EXERCISE BRIEF:
Can you pull out the lines from the line containing "paragraph-1-text: N graduating" through the line containing "right-column: [670, 268, 1236, 1820]", both included, and copy them word for word with nothing else?

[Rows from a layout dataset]
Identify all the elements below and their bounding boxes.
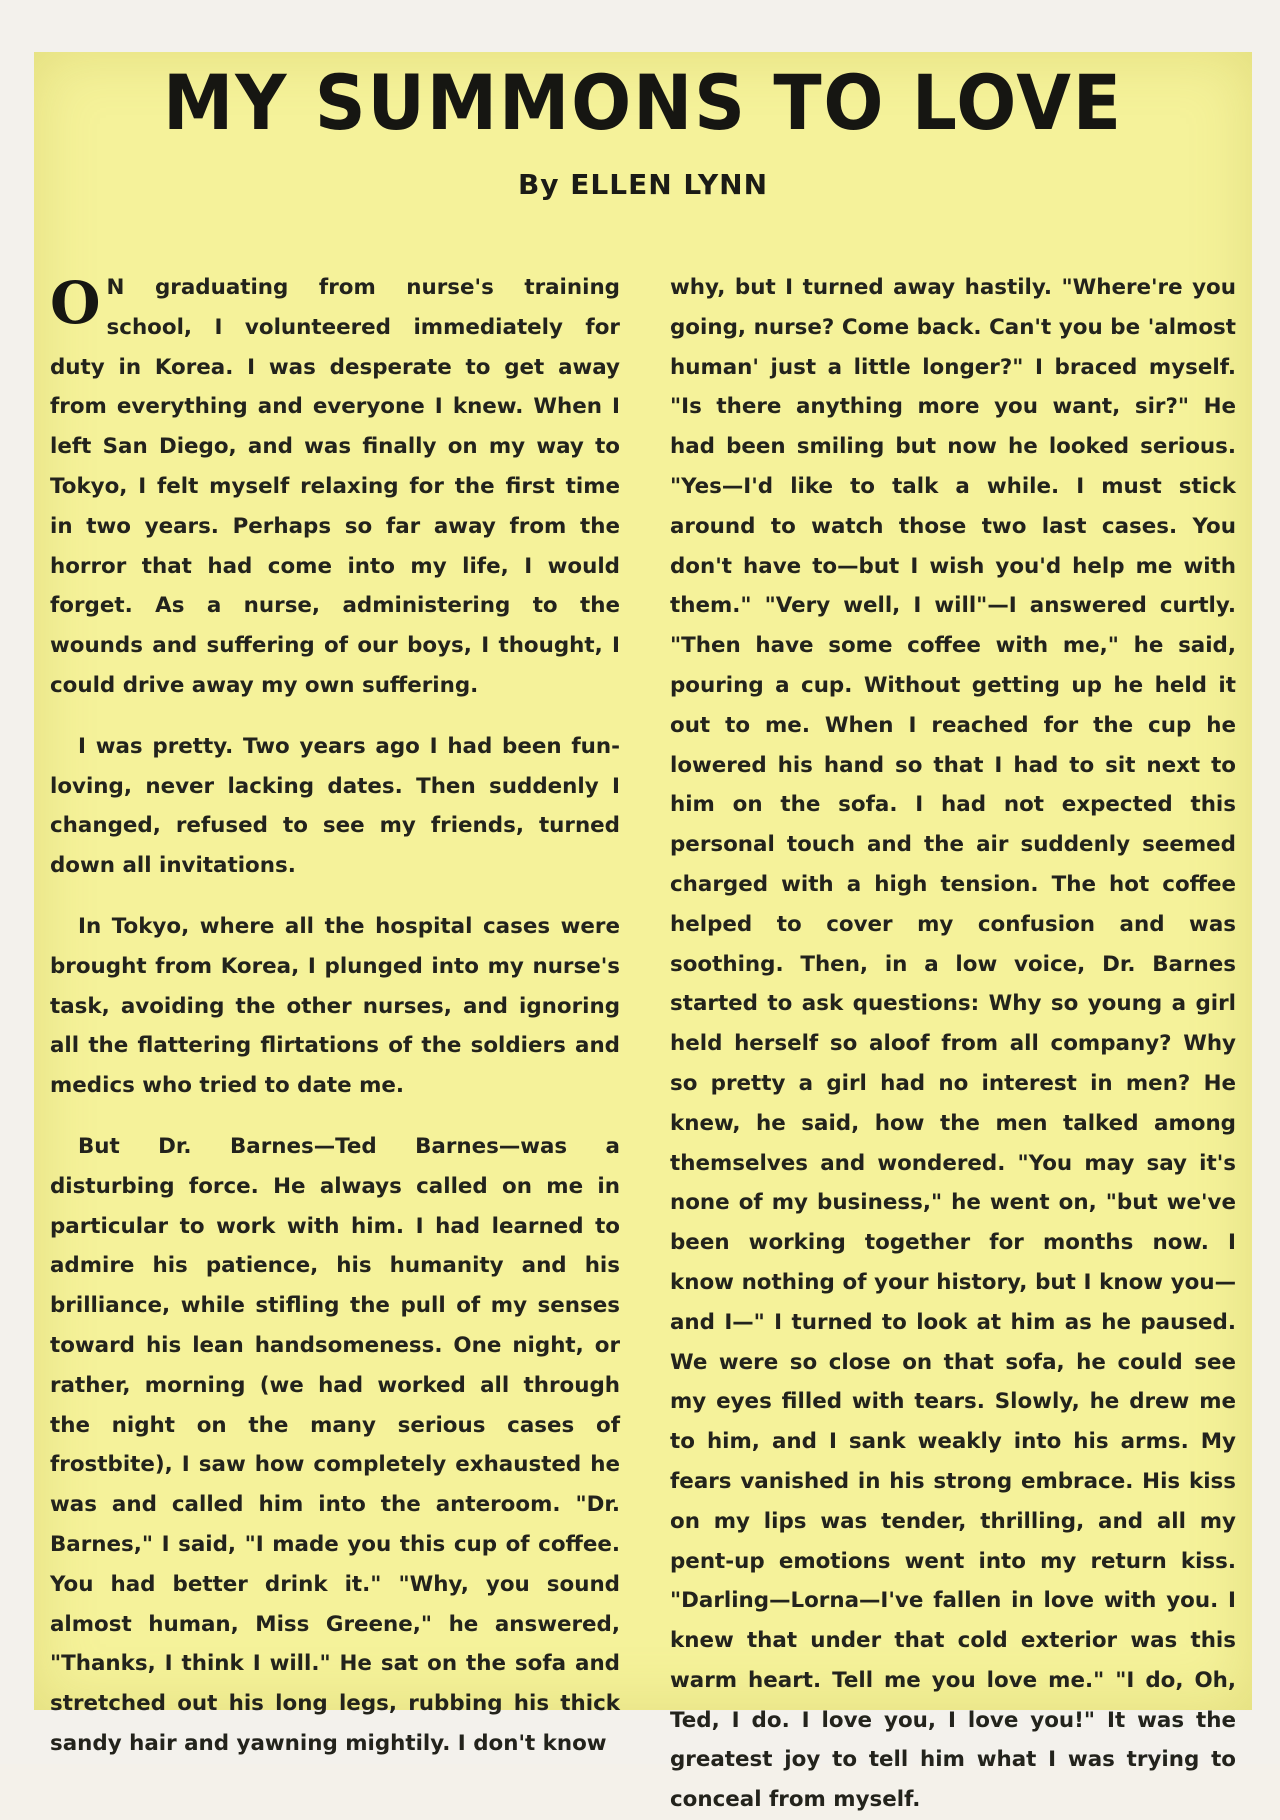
paragraph-1-text: N graduating from nurse's training school, I volunteered immediately for duty in Korea. I was desperate to get away from everything and everyone I knew. When I left San Diego, and was finally on my way to Tokyo, I felt myself relaxing for the first time in two years. Perhaps so far away from the horror that had come into my life, I would forget. As a nurse, administering to the wounds and suffering of our boys, I thought, I could drive away my own suffering.: [50, 275, 620, 698]
right-column: [670, 268, 1236, 1820]
paragraph-4: But Dr. Barnes—Ted Barnes—was a disturbing force. He always called on me in particular to work with him. I had learned to admire his patience, his humanity and his brilliance, while stifling the pull of my senses toward his lean handsomeness. One night, or rather, morning (we had worked all through the night on the many serious cases of frostbite), I saw how completely exhausted he was and called him into the anteroom. "Dr. Barnes," I said, "I made you this cup of coffee. You had better drink it." "Why, you sound almost human, Miss Greene," he answered, "Thanks, I think I will." He sat on the sofa and stretched out his long legs, rubbing his thick sandy hair and yawning mightily. I don't know: [50, 1133, 620, 1756]
left-column: [50, 268, 620, 1764]
paragraph-3: In Tokyo, where all the hospital cases were brought from Korea, I plunged into my nurse's task, avoiding the other nurses, and ignoring all the flattering flirtations of the soldiers and medics who tried to date me.: [50, 913, 620, 1099]
drop-cap: O: [50, 269, 101, 337]
article-byline: By ELLEN LYNN: [517, 168, 769, 201]
paragraph-1: [50, 268, 620, 706]
paragraph-4-continued: why, but I turned away hastily. "Where're you going, nurse? Come back. Can't you be 'almost human' just a little longer?" I braced myself. "Is there anything more you want, sir?" He had been smiling but now he looked serious. "Yes—I'd like to talk a while. I must stick around to watch those two last cases. You don't have to—but I wish you'd help me with them." "Very well, I will"—I answered curtly. "Then have some coffee with me," he said, pouring a cup. Without getting up he held it out to me. When I reached for the cup he lowered his hand so that I had to sit next to him on the sofa. I had not expected this personal touch and the air suddenly seemed charged with a high tension. The hot coffee helped to cover my confusion and was soothing. Then, in a low voice, Dr. Barnes started to ask questions: Why so young a girl held herself so aloof from all company? Why so pretty a girl had no interest in men? He knew, he said, how the men talked among themselves and wondered. "You may say it's none of my business," he went on, "but we've been working together for months now. I know nothing of your history, but I know you—and I—" I turned to look at him as he paused. We were so close on that sofa, he could see my eyes filled with tears. Slowly, he drew me to him, and I sank weakly into his arms. My fears vanished in his strong embrace. His kiss on my lips was tender, thrilling, and all my pent-up emotions went into my return kiss. "Darling—Lorna—I've fallen in love with you. I knew that under that cold exterior was this warm heart. Tell me you love me." "I do, Oh, Ted, I do. I love you, I love you!" It was the greatest joy to tell him what I was trying to conceal from myself.: [670, 275, 1236, 1813]
article-title: MY SUMMONS TO LOVE: [163, 58, 1123, 147]
paragraph-2: I was pretty. Two years ago I had been fun-loving, never lacking dates. Then suddenly I changed, refused to see my friends, turned down all invitations.: [50, 733, 620, 879]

OUTPUT:
paragraph-1-text: N graduating from nurse's training school, I volunteered immediately for duty in Korea. I was desperate to get away from everything and everyone I knew. When I left San Diego, and was finally on my way to Tokyo, I felt myself relaxing for the first time in two years. Perhaps so far away from the horror that had come into my life, I would forget. As a nurse, administering to the wounds and suffering of our boys, I thought, I could drive away my own suffering.: [50, 275, 620, 698]
right-column: [670, 268, 1236, 1820]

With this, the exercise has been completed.